• _Written task a_
Print the passage from the blog post on Franklin Graham's remarks, from "Understand, I am" up to and including "teachings of Scripture.".

## Begin Source excerpt

Wednesday, February 22, 2012
franklin graham's mistake: why it matters, but not as much as you think
The Internet and cable news were all abuzz yesterday and today concerning remarks made on Morning Joe (MSNBC) by Rev. Franklin Graham, son of Billy Graham and head of Christian relief organization Samaritan's Purse. Graham, in an interview with co-host Willie Geist and other panel members, seemed to suggest on the one hand that a person's true faith in Christ is known only to them, but then on the other hand expressed far more certainty regarding the Christian faith of Rick Santorum and Newt Gingrich than that of President Obama. He said that Mitt Romney is not a Christian, but a Mormon (for more on what Christians mean when they say this, please visit my previous post here), but that he would be a good President and leader. He also criticized what he considered to be the inaction of President Obama in urging certain Muslim nations to cease persecuting Christians, citing in particular the situation of persecution of Christians which currently exists in Egypt.
Graham said faith is something determined in one's heart and one has to ask a person about their faith to know if they are a Christian. The sticking point for many people regarding Graham's responses when asked about the faith of each candidate is that he then sought to judge the hearts of all of the men involved (as he had said he could not do). The second sticking point is that Graham suggested that faith is revealed by actions (a very Biblical statement, by the way), but that he seemed to ignore actions that didn't support his case. President Obama didn't support the social issue stands most important to Graham, ergo, President Obama may or may not be a Christian. Gingrich had engaged in moral failure, but did appear to be a Christian, according to Graham. Why not call into question Gingrich's faith, due to his adultery, if actions are the measure of faith? Why only subject President Obama to hesitancy regarding his faith?
To be fair, Graham was in a no-win situation from the moment he was asked about candidates' faith. The best scenario for him would have been to comment equally on all of the candidates that God alone knows their hearts. He should have stayed out of the politics of it. He should have done this because the dipping of the toe into partisan politics tends to discredit those who seek to serve the Lord in ministry.
Understand, I am not saying that pastors cannot talk about social issues and call people to repentance. It is essential that they do so. But getting into a situation where they are called upon to endorse or repudiate specific candidates is polarizing and gets in the way of their message. This is why as a pastor, I never publicly encouraged people to vote for any particular candidate. However, I was firm in my teaching on social issues such as the need of caring for the poor and needy, the importance of stopping genocide, the sin of abortion, and the wrongness of acting on homosexual impulses. When it came to politics, I would engage in collegial discussions with congregation members, assuming that Christians who believe strongly in God's Word come to different conclusions on how to live it out the teachings of Scripture.

## End Source excerpt
## Begin Stored data

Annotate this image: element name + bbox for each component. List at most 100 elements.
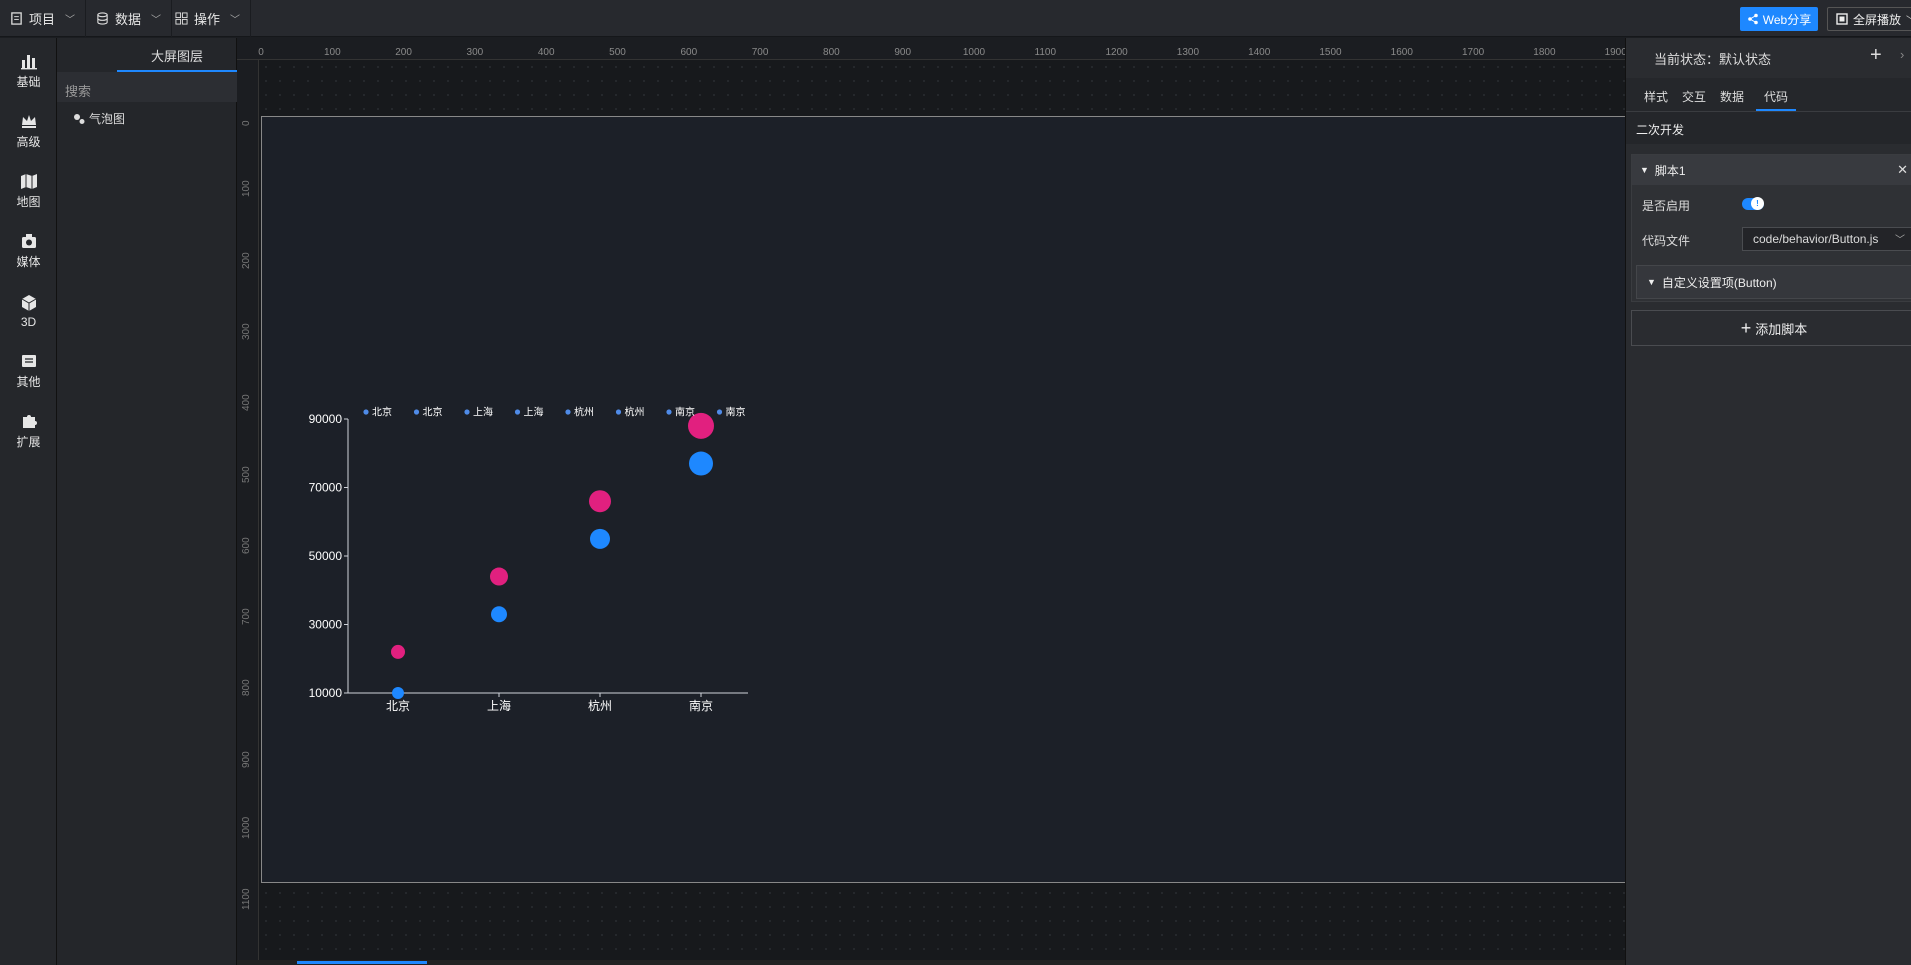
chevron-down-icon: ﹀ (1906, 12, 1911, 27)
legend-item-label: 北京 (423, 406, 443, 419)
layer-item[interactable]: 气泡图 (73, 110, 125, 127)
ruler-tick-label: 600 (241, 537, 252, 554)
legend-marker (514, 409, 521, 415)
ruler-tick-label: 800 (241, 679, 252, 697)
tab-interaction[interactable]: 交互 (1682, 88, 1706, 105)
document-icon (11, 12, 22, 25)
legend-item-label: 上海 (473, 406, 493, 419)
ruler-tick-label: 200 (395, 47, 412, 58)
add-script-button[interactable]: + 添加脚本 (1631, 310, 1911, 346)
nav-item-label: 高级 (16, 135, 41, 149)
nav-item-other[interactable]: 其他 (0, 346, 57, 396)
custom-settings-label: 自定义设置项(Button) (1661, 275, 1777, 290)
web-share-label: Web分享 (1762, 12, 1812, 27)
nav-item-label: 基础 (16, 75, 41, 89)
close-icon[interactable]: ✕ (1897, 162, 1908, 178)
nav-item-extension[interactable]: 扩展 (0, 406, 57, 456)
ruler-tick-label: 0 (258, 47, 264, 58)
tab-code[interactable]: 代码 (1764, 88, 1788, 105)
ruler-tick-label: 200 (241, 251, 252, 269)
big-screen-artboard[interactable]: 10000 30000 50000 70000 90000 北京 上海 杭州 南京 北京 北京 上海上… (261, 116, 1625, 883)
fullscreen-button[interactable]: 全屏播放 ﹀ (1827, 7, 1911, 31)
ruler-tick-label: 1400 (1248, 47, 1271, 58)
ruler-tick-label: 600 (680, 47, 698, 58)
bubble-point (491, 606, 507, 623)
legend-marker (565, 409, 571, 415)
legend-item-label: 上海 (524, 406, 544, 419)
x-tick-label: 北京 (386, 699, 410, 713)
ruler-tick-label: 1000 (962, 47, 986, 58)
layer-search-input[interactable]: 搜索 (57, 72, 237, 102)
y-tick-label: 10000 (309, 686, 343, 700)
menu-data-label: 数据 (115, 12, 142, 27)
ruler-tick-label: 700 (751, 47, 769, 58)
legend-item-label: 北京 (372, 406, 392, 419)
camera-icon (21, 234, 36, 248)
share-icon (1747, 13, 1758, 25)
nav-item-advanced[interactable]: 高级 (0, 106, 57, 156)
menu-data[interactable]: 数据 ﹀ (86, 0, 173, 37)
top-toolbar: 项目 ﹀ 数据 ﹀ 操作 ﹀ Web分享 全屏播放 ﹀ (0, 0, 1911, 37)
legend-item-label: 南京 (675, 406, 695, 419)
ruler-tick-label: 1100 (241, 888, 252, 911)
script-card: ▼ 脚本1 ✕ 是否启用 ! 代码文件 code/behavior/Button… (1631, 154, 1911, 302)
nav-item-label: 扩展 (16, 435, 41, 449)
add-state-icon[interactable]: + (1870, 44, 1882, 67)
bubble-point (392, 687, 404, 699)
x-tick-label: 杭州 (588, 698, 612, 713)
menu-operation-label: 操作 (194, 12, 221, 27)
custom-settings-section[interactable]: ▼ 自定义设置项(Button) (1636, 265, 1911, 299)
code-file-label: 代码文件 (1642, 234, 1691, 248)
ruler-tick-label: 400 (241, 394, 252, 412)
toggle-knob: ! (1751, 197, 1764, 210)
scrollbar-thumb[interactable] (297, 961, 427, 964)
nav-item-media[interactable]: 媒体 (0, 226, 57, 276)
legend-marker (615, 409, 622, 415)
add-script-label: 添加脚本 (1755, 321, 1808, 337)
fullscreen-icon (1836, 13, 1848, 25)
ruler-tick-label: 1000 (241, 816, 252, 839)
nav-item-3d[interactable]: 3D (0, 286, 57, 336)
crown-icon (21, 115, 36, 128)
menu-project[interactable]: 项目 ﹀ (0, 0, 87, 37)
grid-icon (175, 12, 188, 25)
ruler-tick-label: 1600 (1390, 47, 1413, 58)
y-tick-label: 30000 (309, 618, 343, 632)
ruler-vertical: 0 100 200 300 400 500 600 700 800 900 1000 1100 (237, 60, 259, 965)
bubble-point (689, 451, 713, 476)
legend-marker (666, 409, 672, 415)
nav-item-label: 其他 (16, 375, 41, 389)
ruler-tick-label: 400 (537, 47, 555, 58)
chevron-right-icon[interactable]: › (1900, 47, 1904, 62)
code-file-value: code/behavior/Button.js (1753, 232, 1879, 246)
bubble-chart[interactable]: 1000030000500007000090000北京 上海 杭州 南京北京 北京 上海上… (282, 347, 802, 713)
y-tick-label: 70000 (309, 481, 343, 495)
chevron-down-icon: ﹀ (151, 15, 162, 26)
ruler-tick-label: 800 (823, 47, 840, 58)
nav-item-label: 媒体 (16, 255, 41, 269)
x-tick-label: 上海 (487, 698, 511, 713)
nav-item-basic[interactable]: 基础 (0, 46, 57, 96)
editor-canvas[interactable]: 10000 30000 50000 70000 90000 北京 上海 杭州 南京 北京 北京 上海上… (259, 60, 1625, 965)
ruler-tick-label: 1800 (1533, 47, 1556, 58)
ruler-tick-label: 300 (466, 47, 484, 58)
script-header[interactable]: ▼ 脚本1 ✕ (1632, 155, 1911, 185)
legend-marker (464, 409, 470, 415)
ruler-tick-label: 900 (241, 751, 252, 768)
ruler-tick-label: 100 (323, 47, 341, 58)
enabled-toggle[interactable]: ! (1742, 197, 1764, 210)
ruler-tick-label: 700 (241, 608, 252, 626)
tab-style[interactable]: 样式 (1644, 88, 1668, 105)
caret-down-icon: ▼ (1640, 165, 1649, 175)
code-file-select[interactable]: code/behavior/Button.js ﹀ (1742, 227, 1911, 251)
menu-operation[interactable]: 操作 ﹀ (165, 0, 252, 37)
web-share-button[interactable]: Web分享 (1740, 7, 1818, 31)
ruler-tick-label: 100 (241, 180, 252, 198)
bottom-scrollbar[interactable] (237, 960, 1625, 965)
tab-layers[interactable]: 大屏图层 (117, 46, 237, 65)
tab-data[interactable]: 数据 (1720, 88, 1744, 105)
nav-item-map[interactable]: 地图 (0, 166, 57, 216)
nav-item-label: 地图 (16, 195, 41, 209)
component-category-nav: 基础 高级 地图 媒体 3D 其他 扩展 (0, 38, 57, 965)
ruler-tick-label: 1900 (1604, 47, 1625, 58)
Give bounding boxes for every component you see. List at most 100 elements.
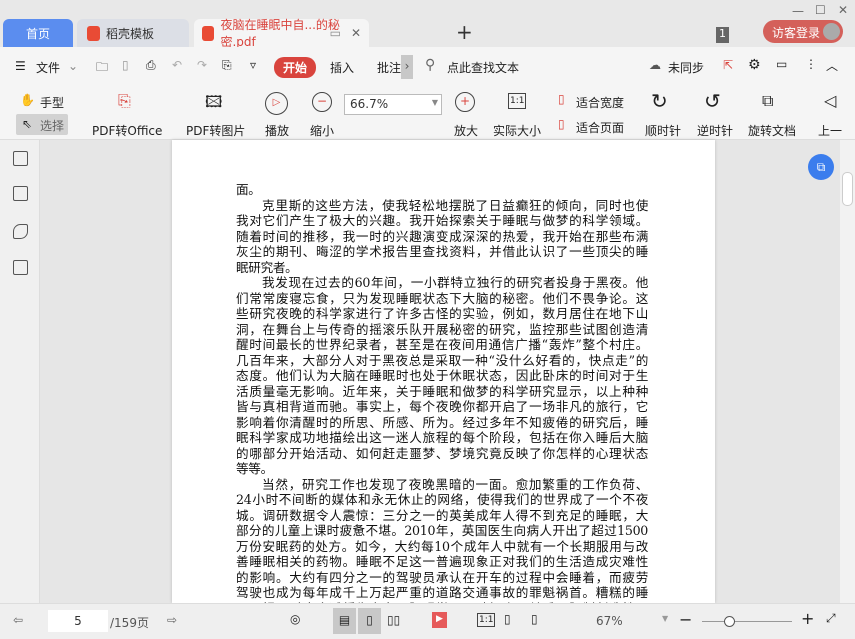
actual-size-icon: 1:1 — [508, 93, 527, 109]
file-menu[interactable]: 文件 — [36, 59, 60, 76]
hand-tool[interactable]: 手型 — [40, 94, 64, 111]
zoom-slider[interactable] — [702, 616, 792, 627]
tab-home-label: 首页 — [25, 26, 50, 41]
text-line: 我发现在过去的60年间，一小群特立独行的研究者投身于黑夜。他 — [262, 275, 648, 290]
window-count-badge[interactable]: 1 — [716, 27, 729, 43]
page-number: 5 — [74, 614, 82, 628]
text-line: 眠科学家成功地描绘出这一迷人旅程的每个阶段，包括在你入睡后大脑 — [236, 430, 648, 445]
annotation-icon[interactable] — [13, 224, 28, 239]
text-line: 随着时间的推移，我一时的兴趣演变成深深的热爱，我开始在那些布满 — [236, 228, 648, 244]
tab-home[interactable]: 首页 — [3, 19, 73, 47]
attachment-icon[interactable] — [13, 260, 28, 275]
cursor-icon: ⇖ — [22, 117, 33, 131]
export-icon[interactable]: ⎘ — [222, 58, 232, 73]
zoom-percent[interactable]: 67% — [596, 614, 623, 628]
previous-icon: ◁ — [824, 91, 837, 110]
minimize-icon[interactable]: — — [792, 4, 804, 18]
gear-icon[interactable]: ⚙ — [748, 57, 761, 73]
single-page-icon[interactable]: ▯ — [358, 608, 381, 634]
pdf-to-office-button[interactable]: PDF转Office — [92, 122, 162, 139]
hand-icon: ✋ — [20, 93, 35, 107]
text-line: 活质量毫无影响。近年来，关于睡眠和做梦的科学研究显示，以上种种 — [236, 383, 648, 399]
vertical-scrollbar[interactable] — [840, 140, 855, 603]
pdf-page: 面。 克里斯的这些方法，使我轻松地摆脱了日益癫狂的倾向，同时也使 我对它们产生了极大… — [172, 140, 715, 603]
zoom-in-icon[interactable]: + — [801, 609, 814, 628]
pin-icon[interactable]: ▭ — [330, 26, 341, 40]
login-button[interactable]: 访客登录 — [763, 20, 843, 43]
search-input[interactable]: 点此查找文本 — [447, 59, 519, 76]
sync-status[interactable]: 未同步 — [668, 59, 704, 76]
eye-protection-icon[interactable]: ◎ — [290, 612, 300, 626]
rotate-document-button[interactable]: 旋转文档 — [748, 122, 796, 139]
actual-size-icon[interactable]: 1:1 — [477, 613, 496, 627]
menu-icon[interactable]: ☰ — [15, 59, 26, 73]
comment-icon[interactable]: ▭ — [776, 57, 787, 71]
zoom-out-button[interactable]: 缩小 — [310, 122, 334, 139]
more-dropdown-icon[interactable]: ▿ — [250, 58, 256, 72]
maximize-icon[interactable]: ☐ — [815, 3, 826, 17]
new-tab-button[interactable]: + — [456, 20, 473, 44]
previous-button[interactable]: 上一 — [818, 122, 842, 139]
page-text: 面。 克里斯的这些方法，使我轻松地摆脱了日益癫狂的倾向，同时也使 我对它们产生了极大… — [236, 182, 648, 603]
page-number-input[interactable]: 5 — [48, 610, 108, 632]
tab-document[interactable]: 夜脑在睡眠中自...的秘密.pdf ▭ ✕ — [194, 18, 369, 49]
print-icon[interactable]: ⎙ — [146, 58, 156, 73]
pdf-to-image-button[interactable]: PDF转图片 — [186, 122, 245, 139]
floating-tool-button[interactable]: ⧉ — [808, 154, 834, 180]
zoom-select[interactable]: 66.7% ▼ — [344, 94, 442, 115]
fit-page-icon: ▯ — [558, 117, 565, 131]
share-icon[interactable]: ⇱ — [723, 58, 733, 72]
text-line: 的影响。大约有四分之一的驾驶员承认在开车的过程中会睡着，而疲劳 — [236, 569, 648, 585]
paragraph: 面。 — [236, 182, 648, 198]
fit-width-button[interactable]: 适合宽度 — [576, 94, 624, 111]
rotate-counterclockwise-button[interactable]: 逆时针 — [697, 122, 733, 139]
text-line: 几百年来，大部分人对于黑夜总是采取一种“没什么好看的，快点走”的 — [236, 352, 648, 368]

## End Stored data

• _Written task b_
Please rewrite the entries from the line with "actual-size-icon: 1:1 — [508, 93, 527, 109]" up to and including the line with "text-line: 我发现在过去的60年间，一小群特立独行的研究者投身于黑夜。他 —", replacing "hand-tool" with "pan-tool" and leaving everything else unchanged.

• _Written answer a_
Understand, I am not saying that pastors cannot talk about social issues and call people to repentance. It is essential that they do so. But getting into a situation where they are called upon to endorse or repudiate specific candidates is polarizing and gets in the way of their message. This is why as a pastor, I never publicly encouraged people to vote for any particular candidate. However, I was firm in my teaching on social issues such as the need of caring for the poor and needy, the importance of stopping genocide, the sin of abortion, and the wrongness of acting on homosexual impulses. When it came to politics, I would engage in collegial discussions with congregation members, assuming that Christians who believe strongly in God's Word come to different conclusions on how to live it out the teachings of Scripture.

• _Written answer b_
actual-size-icon: 1:1 — [508, 93, 527, 109]
file-menu[interactable]: 文件 — [36, 59, 60, 76]
pan-tool[interactable]: 手型 — [40, 94, 64, 111]
zoom-slider[interactable] — [702, 616, 792, 627]
tab-home-label: 首页 — [25, 26, 50, 41]
text-line: 我发现在过去的60年间，一小群特立独行的研究者投身于黑夜。他 — [262, 275, 648, 290]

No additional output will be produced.